[Saved entries]
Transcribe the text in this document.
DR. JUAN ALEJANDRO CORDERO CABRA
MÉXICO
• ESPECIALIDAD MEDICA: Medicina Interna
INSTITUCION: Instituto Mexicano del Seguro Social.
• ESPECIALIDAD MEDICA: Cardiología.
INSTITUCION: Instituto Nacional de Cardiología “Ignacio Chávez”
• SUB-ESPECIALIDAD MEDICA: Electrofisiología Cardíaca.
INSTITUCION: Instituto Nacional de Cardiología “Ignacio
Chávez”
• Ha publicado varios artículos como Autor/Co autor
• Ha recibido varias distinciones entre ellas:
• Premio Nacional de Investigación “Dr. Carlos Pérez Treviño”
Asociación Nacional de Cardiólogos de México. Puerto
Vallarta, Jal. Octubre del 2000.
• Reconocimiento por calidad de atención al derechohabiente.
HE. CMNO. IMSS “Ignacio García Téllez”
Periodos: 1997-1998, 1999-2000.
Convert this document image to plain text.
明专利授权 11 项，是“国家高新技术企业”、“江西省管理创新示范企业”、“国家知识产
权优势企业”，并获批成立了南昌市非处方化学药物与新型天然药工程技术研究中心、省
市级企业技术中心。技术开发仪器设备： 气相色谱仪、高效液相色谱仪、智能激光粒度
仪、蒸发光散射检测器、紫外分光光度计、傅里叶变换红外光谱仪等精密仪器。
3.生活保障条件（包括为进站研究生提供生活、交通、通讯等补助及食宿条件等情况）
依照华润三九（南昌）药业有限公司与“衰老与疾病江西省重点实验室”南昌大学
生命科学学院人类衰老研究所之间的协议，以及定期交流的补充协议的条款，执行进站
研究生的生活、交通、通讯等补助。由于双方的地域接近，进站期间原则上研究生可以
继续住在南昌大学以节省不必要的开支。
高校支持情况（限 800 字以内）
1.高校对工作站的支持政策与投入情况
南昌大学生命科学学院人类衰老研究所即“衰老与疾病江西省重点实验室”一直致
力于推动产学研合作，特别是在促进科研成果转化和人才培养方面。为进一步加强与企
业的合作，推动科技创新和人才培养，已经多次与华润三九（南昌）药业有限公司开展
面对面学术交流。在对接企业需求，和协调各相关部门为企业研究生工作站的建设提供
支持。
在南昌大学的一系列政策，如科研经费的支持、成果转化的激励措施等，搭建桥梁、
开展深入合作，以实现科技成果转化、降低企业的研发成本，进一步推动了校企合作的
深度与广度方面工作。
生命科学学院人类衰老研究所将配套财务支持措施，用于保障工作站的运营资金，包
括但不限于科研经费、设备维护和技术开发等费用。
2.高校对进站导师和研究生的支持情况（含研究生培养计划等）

What you are asked to do: From the material above, count the lines that include "text" and give only the total.

Task solution: 2